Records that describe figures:
------------

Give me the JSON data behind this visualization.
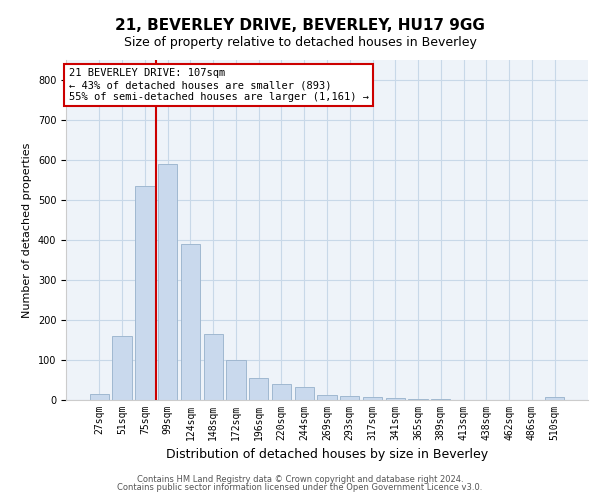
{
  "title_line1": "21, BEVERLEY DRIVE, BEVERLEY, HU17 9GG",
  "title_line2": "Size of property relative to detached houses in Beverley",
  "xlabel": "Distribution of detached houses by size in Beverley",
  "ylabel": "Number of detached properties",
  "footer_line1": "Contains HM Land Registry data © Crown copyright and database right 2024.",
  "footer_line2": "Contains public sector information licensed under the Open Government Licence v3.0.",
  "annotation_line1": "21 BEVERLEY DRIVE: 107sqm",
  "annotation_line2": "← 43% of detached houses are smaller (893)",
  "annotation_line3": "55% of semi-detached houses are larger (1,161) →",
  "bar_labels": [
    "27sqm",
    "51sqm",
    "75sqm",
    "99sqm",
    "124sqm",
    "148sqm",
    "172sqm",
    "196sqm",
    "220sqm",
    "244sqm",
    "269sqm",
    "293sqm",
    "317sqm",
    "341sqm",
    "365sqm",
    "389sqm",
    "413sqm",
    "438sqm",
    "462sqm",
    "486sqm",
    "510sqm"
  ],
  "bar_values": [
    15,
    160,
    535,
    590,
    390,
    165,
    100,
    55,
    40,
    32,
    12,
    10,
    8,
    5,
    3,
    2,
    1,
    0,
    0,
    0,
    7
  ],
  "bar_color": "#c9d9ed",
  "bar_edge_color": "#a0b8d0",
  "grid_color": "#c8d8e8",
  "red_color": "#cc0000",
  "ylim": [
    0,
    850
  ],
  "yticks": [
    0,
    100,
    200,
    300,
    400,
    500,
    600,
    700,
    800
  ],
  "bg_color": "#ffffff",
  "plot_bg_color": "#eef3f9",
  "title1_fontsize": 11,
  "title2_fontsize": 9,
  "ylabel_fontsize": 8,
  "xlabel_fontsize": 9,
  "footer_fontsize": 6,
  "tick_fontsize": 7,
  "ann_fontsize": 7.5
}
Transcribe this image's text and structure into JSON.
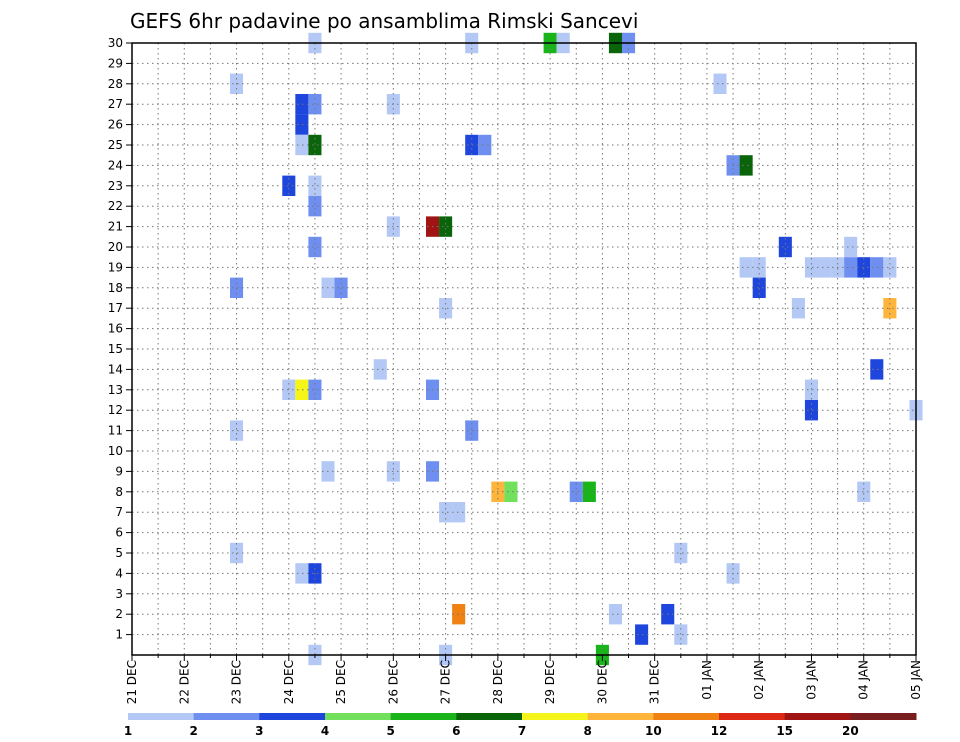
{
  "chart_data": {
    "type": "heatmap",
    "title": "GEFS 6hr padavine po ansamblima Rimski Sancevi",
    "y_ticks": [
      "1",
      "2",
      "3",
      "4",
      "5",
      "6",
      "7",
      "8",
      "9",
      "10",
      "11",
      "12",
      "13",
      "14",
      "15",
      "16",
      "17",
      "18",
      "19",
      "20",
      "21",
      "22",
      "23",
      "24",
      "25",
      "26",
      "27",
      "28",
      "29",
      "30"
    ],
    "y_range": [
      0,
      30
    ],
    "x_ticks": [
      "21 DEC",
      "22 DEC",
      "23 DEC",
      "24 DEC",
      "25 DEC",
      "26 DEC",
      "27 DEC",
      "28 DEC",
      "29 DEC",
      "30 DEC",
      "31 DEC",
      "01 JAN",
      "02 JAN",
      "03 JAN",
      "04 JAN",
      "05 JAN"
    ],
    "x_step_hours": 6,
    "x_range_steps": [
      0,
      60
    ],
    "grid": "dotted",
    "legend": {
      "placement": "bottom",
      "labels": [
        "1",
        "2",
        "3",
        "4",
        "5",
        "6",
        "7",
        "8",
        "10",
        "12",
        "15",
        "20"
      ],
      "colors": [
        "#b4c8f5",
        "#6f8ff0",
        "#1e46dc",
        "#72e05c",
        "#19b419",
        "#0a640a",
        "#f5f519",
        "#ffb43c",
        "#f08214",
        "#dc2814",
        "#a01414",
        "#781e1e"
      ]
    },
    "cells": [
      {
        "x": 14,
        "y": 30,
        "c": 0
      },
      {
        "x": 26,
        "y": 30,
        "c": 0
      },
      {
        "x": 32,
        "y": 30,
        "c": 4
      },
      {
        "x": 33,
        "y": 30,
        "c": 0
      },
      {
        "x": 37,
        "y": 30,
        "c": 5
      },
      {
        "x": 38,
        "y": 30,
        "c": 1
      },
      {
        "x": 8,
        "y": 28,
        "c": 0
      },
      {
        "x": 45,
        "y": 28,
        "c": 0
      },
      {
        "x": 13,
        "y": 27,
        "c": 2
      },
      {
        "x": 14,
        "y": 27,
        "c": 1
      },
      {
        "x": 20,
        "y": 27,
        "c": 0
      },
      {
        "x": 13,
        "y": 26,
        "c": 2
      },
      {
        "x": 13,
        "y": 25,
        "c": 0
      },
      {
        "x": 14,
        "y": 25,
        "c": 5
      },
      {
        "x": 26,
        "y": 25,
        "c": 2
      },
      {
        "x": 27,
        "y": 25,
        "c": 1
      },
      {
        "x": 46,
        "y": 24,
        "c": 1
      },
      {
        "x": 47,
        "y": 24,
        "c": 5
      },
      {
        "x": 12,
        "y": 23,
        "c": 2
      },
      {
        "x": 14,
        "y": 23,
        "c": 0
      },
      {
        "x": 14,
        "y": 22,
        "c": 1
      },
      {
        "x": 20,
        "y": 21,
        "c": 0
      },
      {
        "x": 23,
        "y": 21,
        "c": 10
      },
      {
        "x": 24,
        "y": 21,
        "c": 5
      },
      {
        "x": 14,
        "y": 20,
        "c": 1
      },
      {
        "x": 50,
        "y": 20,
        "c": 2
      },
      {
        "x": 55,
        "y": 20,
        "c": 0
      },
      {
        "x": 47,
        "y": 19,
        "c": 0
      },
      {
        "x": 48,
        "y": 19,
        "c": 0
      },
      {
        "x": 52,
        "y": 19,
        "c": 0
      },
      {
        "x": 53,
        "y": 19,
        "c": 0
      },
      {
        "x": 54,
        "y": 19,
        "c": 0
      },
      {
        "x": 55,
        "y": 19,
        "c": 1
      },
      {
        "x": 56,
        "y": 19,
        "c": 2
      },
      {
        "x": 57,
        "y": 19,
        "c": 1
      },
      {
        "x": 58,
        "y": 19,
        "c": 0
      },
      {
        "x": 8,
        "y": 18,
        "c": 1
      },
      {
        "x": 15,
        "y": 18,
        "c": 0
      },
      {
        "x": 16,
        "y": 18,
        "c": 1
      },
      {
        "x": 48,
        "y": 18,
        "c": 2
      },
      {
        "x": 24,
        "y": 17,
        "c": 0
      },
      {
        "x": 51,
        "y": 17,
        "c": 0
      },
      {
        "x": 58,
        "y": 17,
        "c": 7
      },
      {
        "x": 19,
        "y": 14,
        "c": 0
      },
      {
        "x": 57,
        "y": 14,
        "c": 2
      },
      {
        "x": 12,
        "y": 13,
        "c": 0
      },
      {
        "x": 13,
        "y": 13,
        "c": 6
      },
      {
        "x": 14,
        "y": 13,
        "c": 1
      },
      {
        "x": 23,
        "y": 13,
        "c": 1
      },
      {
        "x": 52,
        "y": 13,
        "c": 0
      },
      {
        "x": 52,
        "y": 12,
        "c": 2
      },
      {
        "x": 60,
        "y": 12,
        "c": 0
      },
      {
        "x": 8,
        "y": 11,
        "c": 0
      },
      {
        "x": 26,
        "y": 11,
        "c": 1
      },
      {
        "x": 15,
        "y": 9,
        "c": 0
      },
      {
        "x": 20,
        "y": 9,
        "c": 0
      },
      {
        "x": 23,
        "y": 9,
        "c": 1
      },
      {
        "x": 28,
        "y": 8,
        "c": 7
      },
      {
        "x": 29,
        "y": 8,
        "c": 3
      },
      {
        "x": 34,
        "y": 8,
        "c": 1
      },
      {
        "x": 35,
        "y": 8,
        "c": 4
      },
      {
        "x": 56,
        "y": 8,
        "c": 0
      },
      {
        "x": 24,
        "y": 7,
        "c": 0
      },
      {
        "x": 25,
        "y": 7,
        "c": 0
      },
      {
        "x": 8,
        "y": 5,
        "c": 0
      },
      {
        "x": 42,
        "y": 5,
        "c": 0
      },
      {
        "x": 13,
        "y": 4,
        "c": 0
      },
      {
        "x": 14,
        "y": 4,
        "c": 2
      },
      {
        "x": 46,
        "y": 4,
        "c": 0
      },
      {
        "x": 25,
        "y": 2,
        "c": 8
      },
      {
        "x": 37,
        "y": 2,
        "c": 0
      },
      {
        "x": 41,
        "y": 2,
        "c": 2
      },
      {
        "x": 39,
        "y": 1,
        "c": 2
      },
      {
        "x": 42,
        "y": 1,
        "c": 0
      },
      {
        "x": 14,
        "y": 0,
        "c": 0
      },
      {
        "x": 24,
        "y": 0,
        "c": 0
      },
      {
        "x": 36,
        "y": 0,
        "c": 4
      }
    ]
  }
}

------------

■ Challenge: Search the records for the string "houses" and return every line in which it occurs.

■ Task result:
  "title_line2": "Size of property relative to detached houses in Beverley",
  "xlabel": "Distribution of detached houses by size in Beverley",
  "annotation_line2": "← 43% of detached houses are smaller (893)",
  "annotation_line3": "55% of semi-detached houses are larger (1,161) →",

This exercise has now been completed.